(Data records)
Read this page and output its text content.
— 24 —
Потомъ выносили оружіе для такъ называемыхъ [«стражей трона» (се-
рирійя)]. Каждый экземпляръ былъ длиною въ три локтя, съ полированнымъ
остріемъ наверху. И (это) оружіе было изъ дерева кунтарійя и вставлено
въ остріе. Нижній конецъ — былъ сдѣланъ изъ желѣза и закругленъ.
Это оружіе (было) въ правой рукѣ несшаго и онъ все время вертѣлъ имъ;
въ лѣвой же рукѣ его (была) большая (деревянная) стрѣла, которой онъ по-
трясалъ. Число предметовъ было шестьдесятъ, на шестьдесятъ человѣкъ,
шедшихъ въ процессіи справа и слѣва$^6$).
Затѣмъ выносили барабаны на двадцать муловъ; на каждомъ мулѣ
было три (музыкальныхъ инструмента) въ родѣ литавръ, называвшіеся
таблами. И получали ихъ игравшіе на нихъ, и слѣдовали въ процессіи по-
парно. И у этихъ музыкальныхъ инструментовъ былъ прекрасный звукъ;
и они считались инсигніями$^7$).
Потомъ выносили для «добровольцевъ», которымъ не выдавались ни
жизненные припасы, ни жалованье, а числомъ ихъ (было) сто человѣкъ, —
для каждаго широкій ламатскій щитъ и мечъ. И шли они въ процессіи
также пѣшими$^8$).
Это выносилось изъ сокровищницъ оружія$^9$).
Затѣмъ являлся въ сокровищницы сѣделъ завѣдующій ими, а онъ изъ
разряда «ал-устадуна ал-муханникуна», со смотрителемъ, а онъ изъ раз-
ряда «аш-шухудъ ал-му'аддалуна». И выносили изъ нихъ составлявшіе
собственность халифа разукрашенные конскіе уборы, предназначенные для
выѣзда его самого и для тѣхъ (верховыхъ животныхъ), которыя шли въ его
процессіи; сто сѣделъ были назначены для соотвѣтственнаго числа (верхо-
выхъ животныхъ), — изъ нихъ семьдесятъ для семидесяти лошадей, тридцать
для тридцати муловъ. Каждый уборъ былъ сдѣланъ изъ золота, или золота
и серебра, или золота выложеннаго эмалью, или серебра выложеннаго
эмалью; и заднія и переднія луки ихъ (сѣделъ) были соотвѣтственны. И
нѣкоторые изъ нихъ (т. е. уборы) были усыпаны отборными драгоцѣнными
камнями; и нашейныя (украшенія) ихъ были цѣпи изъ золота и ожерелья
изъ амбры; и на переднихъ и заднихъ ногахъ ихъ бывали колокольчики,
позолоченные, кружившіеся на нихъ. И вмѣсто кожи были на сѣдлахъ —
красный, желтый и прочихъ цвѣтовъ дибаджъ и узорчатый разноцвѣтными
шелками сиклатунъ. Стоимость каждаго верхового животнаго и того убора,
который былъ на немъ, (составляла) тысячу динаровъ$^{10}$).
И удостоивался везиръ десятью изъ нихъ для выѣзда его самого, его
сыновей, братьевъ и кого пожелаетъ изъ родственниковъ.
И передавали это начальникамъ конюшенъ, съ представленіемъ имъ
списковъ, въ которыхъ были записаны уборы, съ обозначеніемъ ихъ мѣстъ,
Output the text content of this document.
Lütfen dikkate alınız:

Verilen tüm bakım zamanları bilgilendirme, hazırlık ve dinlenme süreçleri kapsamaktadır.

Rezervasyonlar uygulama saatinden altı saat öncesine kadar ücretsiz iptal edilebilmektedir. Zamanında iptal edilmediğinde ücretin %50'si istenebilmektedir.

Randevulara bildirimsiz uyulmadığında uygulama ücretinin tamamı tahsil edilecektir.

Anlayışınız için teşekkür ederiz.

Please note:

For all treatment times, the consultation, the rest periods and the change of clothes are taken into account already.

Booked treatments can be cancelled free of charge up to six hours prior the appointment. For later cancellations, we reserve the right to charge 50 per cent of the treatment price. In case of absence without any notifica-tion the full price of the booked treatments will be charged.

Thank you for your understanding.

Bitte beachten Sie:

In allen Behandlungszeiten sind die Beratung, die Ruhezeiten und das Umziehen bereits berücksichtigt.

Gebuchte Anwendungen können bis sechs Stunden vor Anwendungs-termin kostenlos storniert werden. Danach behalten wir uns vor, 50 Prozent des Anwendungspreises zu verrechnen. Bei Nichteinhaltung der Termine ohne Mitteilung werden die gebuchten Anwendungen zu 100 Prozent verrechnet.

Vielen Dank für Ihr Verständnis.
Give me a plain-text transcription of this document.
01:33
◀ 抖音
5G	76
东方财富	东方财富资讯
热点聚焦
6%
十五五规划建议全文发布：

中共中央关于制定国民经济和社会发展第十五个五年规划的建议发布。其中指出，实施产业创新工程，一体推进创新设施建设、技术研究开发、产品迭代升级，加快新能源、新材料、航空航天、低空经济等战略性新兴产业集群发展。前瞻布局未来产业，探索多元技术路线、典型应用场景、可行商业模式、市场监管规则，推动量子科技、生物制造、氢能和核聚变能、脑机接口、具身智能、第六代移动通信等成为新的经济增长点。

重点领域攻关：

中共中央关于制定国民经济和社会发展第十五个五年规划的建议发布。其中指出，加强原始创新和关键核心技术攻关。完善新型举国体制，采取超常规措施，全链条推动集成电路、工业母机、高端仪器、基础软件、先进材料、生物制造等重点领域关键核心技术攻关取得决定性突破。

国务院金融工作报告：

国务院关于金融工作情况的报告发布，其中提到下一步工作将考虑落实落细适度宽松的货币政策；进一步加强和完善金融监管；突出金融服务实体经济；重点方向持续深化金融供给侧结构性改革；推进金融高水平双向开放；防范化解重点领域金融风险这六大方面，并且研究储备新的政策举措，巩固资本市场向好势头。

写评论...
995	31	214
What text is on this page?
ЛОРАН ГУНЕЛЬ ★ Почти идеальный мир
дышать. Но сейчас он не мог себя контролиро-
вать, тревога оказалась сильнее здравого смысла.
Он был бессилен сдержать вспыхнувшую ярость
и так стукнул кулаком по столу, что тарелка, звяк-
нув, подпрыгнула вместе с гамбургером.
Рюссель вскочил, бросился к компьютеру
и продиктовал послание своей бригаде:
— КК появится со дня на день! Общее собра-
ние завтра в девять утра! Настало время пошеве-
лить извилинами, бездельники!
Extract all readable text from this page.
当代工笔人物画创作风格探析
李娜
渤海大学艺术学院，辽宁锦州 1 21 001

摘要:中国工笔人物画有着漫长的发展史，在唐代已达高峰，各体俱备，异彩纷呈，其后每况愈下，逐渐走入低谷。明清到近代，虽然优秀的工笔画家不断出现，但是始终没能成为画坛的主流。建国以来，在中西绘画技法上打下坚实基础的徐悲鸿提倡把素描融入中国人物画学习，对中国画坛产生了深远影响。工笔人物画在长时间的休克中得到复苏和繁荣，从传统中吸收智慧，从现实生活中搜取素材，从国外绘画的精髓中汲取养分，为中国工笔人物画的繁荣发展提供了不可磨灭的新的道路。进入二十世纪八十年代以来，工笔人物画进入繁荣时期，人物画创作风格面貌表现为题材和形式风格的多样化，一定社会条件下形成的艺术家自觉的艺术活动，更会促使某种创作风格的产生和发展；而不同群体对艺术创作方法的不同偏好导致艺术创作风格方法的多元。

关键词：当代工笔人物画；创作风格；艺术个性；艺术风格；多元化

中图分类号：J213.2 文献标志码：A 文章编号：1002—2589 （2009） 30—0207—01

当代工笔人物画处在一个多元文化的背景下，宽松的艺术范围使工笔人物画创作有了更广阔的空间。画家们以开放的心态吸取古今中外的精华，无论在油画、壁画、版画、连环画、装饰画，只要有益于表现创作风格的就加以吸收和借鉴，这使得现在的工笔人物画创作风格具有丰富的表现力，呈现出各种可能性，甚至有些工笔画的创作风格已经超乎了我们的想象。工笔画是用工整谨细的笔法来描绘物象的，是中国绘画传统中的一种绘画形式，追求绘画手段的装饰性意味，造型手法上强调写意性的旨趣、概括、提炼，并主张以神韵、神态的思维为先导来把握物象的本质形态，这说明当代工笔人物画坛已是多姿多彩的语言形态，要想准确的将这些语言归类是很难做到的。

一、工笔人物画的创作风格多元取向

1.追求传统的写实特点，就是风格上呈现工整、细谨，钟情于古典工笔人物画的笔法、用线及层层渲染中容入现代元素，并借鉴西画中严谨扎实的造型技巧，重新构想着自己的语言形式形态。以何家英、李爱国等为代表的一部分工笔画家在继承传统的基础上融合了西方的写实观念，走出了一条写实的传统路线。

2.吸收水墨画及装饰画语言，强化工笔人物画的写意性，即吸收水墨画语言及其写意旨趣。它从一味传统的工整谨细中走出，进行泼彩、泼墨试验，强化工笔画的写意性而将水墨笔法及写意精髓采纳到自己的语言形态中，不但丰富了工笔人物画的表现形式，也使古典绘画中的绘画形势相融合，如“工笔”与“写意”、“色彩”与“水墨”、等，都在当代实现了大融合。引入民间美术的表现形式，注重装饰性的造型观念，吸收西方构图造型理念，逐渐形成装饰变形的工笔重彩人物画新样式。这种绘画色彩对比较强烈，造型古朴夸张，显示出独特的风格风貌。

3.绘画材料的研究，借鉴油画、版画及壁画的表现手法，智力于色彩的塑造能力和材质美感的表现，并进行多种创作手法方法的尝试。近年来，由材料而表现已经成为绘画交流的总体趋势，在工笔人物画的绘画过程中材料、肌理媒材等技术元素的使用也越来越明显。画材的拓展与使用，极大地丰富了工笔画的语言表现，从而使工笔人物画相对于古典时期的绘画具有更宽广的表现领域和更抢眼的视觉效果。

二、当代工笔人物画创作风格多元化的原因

- **EXERCISE DETAILS**: Look over the listing above. Pick out and copy every line that includes "this".

- **EXPECTED ANSWER**:
Read this page and output its text content.
Output the text content of this document.
Give me a plain-text transcription of this document.
What text is on this page?
Extract all readable text from this page.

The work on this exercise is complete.